◆ **EXERCISE PROMPT**: Take each line containing the word "文化产业的作用很突出" and copy it.

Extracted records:
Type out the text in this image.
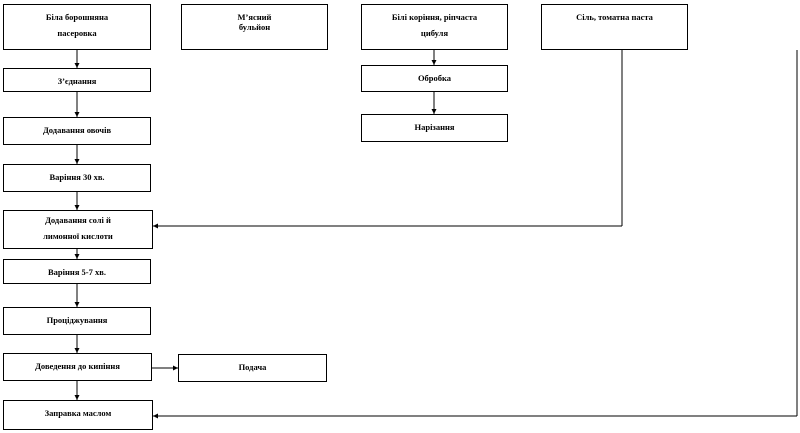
Біла борошняна
пасеровка
М’ясний
бульйон
Білі коріння, ріпчаста
цибуля
Сіль, томатна паста
З’єднання	Обробка
Додавання овочів	Нарізання
Варіння 30 хв.
Додавання солі й
лимонної кислоти
Варіння 5-7 хв.
Проціджування
Доведення до кипіння	Подача
Заправка маслом
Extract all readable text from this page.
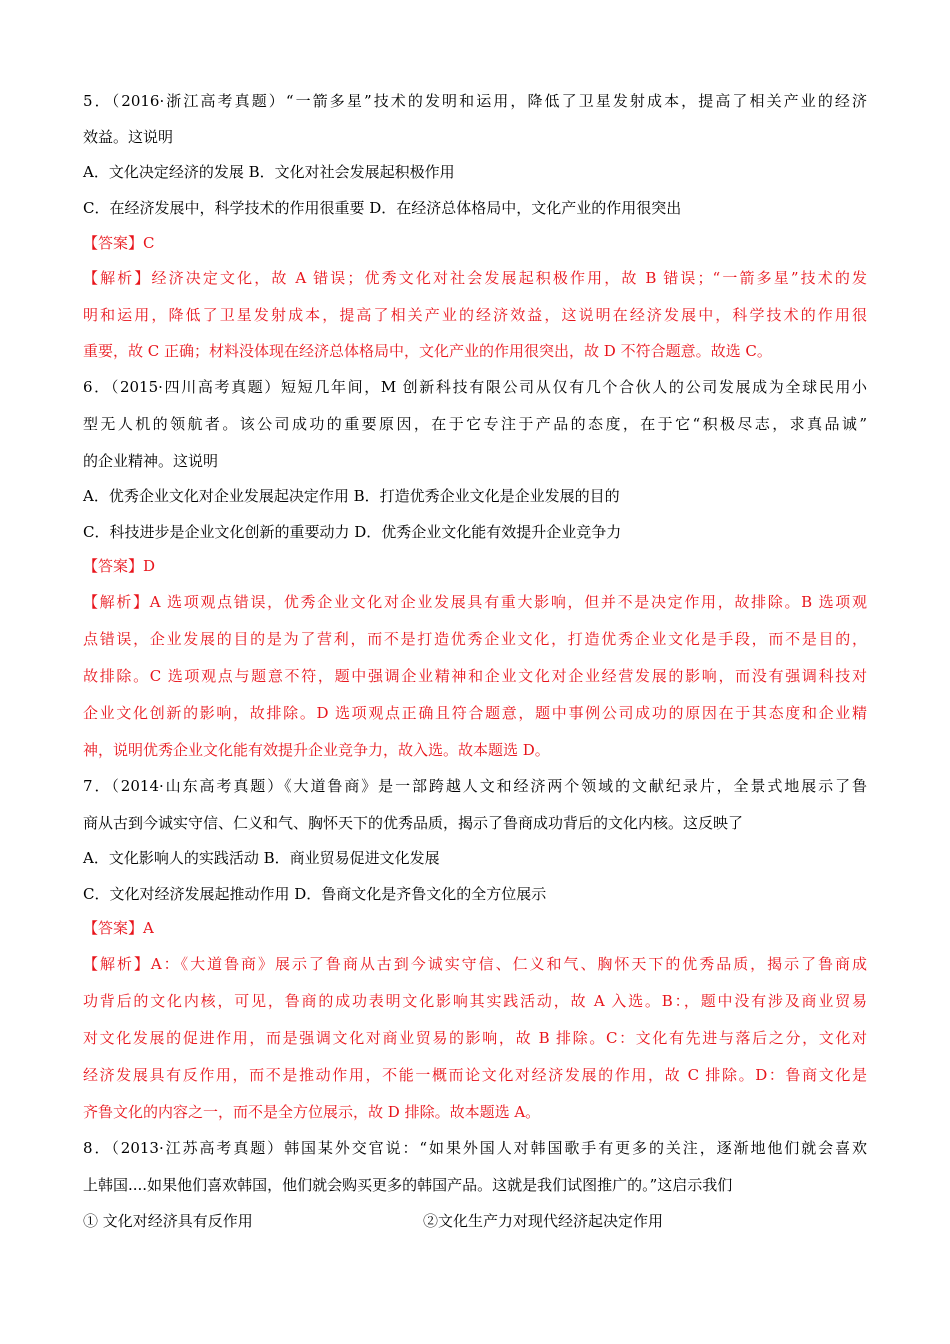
5．（2016·浙江高考真题）“一箭多星”技术的发明和运用，降低了卫星发射成本，提高了相关产业的经济
效益。这说明
A．文化决定经济的发展 B．文化对社会发展起积极作用
C．在经济发展中，科学技术的作用很重要 D．在经济总体格局中，文化产业的作用很突出
【答案】C
【解析】经济决定文化，故 A 错误；优秀文化对社会发展起积极作用，故 B 错误；“一箭多星”技术的发
明和运用，降低了卫星发射成本，提高了相关产业的经济效益，这说明在经济发展中，科学技术的作用很
重要，故 C 正确；材料没体现在经济总体格局中，文化产业的作用很突出，故 D 不符合题意。故选 C。
6．（2015·四川高考真题）短短几年间，M 创新科技有限公司从仅有几个合伙人的公司发展成为全球民用小
型无人机的领航者。该公司成功的重要原因，在于它专注于产品的态度，在于它“积极尽志，求真品诚”
的企业精神。这说明
A．优秀企业文化对企业发展起决定作用 B．打造优秀企业文化是企业发展的目的
C．科技进步是企业文化创新的重要动力 D．优秀企业文化能有效提升企业竞争力
【答案】D
【解析】A 选项观点错误，优秀企业文化对企业发展具有重大影响，但并不是决定作用，故排除。B 选项观
点错误，企业发展的目的是为了营利，而不是打造优秀企业文化，打造优秀企业文化是手段，而不是目的，
故排除。C 选项观点与题意不符，题中强调企业精神和企业文化对企业经营发展的影响，而没有强调科技对
企业文化创新的影响，故排除。D 选项观点正确且符合题意，题中事例公司成功的原因在于其态度和企业精
神，说明优秀企业文化能有效提升企业竞争力，故入选。故本题选 D。
7．（2014·山东高考真题）《大道鲁商》是一部跨越人文和经济两个领域的文献纪录片，全景式地展示了鲁
商从古到今诚实守信、仁义和气、胸怀天下的优秀品质，揭示了鲁商成功背后的文化内核。这反映了
A．文化影响人的实践活动 B．商业贸易促进文化发展
C．文化对经济发展起推动作用 D．鲁商文化是齐鲁文化的全方位展示
【答案】A
【解析】A：《大道鲁商》展示了鲁商从古到今诚实守信、仁义和气、胸怀天下的优秀品质，揭示了鲁商成
功背后的文化内核，可见，鲁商的成功表明文化影响其实践活动，故 A 入选。B：，题中没有涉及商业贸易
对文化发展的促进作用，而是强调文化对商业贸易的影响，故 B 排除。C：文化有先进与落后之分，文化对
经济发展具有反作用，而不是推动作用，不能一概而论文化对经济发展的作用，故 C 排除。D：鲁商文化是
齐鲁文化的内容之一，而不是全方位展示，故 D 排除。故本题选 A。
8．（2013·江苏高考真题）韩国某外交官说：“如果外国人对韩国歌手有更多的关注，逐渐地他们就会喜欢
上韩国....如果他们喜欢韩国，他们就会购买更多的韩国产品。这就是我们试图推广的。”这启示我们
① 文化对经济具有反作用	②文化生产力对现代经济起决定作用
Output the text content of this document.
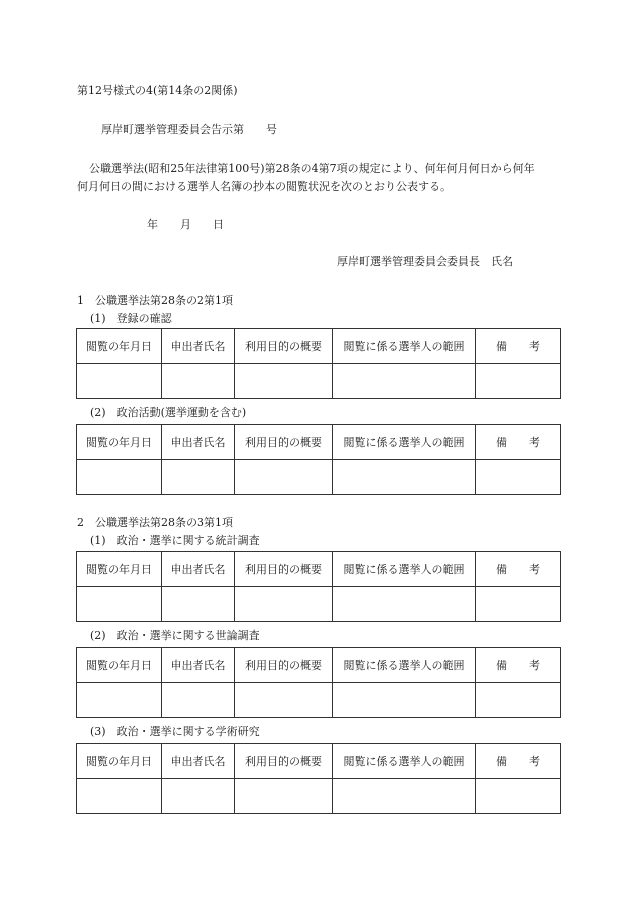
第12号様式の4(第14条の2関係)
厚岸町選挙管理委員会告示第　　号
公職選挙法(昭和25年法律第100号)第28条の4第7項の規定により、何年何月何日から何年
何月何日の間における選挙人名簿の抄本の閲覧状況を次のとおり公表する。
年　　月　　日
厚岸町選挙管理委員会委員長　氏名
1　公職選挙法第28条の2第1項
(1)　登録の確認
閲覧の年月日	申出者氏名	利用目的の概要	閲覧に係る選挙人の範囲	備　　考

(2)　政治活動(選挙運動を含む)
閲覧の年月日	申出者氏名	利用目的の概要	閲覧に係る選挙人の範囲	備　　考

2　公職選挙法第28条の3第1項
(1)　政治・選挙に関する統計調査
閲覧の年月日	申出者氏名	利用目的の概要	閲覧に係る選挙人の範囲	備　　考

(2)　政治・選挙に関する世論調査
閲覧の年月日	申出者氏名	利用目的の概要	閲覧に係る選挙人の範囲	備　　考

(3)　政治・選挙に関する学術研究
閲覧の年月日	申出者氏名	利用目的の概要	閲覧に係る選挙人の範囲	備　　考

◆ **EXERCISE ANSWER**:
C．在经济发展中，科学技术的作用很重要 D．在经济总体格局中，文化产业的作用很突出
重要，故 C 正确；材料没体现在经济总体格局中，文化产业的作用很突出，故 D 不符合题意。故选 C。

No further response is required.